PROBLEM TO SOLVE: State how many lines of the records contain the string "energy", and give no other information.

DATA FOR THE TASK:
Start
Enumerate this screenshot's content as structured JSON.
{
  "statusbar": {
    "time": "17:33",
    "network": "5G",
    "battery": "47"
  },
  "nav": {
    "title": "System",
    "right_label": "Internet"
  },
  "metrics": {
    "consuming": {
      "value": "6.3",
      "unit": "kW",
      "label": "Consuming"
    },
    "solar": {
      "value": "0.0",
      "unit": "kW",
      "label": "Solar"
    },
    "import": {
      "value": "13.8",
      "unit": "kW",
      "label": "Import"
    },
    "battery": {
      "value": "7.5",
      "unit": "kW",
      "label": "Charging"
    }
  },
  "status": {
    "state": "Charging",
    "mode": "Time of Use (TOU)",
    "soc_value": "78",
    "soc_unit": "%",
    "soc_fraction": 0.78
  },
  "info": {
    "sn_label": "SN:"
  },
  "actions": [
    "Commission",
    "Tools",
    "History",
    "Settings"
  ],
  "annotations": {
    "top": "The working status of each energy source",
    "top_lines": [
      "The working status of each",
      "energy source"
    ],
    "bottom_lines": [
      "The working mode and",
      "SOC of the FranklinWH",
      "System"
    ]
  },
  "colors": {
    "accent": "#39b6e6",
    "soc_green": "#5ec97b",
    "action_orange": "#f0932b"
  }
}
End
EXERCISE RESULT: 2